[Collected data entries]
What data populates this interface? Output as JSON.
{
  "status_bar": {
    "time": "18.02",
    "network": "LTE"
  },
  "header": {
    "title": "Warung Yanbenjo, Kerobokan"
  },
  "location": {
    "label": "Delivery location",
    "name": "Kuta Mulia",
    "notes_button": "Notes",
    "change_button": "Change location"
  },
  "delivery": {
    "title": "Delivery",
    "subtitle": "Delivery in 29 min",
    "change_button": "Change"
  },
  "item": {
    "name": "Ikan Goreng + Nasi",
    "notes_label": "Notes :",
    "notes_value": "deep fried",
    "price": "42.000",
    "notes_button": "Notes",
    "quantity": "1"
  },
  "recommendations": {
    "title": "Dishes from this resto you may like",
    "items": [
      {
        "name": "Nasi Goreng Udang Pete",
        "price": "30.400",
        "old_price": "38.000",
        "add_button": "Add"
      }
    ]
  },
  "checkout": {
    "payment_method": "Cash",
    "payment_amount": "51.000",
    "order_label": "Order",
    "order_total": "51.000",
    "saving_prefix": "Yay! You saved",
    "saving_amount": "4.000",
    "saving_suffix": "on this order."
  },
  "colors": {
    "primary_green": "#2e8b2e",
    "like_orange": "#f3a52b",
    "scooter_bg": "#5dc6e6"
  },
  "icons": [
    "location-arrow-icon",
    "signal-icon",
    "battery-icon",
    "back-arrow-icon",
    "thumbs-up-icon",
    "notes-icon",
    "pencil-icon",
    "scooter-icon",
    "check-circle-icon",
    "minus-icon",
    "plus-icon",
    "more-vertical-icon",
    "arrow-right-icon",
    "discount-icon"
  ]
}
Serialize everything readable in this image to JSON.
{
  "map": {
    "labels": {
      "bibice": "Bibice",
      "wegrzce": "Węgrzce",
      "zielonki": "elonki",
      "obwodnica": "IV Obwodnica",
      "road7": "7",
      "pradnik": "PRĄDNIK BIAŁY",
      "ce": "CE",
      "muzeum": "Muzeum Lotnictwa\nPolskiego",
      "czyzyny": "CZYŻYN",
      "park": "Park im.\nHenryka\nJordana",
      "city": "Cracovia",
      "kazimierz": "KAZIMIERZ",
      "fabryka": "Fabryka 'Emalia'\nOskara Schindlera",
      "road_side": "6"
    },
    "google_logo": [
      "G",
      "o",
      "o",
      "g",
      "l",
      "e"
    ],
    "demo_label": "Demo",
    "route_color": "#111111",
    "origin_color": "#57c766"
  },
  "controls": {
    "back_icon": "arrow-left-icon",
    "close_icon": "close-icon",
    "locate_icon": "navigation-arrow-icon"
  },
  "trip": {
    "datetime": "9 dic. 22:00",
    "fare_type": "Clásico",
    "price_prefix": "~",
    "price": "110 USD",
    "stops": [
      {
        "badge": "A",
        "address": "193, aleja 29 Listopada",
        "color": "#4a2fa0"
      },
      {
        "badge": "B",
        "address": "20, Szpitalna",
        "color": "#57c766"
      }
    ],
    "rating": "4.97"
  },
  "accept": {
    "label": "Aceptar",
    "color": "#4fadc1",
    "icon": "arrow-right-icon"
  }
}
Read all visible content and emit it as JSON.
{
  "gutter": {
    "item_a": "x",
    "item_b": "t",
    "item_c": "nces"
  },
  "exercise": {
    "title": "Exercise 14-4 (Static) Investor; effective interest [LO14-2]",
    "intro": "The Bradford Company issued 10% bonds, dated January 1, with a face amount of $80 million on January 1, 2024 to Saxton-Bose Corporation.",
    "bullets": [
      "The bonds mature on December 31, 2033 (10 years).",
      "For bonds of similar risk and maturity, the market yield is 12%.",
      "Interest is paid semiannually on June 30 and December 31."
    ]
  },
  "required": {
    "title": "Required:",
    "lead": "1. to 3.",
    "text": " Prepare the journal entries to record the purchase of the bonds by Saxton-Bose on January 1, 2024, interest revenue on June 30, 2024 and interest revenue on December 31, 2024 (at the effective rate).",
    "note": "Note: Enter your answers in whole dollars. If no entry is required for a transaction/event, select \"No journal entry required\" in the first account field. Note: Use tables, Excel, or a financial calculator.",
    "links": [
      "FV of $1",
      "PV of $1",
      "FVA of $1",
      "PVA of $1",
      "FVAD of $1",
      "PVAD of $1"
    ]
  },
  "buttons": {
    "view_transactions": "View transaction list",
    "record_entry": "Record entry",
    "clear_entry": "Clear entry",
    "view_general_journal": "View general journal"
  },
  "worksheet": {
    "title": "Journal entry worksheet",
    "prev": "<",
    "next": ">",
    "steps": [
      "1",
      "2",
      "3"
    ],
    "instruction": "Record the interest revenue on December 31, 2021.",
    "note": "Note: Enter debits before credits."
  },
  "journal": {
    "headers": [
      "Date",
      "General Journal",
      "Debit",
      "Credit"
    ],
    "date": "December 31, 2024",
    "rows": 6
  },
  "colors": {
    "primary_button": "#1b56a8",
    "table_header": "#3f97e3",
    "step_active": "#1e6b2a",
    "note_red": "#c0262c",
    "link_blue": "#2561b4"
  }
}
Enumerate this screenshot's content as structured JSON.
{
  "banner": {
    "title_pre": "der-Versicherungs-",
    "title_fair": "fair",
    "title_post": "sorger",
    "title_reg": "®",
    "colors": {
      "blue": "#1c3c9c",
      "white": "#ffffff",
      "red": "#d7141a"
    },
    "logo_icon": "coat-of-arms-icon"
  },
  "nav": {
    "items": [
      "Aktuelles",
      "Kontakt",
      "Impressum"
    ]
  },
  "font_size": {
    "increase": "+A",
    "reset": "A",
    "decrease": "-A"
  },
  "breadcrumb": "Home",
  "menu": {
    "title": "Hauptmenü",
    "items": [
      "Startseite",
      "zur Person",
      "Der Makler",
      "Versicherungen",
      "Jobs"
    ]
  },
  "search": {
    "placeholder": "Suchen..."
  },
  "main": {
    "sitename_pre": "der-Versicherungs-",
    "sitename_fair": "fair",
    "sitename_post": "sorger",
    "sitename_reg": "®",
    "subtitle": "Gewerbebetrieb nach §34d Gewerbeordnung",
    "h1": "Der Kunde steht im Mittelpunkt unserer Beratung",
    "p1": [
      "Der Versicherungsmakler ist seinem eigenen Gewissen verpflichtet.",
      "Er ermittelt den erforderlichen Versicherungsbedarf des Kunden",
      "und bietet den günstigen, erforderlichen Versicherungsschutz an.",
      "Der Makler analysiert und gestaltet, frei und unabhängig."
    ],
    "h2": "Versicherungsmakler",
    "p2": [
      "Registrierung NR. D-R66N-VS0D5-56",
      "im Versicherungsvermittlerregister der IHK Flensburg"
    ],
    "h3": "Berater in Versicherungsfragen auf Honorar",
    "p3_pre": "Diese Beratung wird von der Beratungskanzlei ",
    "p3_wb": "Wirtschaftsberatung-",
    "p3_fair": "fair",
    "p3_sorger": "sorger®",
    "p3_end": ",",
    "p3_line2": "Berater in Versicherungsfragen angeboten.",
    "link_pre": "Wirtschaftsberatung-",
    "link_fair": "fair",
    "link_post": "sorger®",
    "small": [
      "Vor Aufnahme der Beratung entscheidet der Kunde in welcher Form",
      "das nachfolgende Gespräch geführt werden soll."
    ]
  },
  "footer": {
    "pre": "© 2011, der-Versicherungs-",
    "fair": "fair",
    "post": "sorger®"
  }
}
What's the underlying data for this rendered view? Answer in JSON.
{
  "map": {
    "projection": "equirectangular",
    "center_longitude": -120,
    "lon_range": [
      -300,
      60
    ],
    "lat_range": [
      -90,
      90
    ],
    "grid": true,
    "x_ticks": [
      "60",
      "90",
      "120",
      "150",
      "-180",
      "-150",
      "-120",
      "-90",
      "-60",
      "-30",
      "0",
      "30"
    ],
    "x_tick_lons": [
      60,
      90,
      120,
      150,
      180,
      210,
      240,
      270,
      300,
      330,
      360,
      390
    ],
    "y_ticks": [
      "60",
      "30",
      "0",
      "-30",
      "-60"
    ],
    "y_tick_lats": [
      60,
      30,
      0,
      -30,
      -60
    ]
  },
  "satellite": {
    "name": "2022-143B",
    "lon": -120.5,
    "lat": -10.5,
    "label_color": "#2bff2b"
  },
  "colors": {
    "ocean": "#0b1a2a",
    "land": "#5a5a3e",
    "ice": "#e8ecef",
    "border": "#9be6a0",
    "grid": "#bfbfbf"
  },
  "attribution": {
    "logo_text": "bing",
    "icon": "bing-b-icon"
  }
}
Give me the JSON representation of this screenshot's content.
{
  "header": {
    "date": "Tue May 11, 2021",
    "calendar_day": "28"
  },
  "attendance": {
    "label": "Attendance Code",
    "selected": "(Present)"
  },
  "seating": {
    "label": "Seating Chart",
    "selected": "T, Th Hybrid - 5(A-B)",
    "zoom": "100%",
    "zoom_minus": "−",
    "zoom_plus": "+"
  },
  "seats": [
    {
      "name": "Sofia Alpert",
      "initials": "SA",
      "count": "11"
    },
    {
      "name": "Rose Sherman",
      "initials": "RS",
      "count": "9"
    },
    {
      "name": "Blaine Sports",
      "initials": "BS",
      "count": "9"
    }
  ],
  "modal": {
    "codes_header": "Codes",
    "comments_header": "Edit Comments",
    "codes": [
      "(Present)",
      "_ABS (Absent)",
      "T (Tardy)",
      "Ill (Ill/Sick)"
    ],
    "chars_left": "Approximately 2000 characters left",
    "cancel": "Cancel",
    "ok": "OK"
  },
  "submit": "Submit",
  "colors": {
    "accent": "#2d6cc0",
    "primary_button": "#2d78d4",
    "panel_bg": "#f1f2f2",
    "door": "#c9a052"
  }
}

• Exercise description: Go through the data and gather every line that holds "address".

• Full answer:
        "address": "193, aleja 29 Listopada",
        "address": "20, Szpitalna",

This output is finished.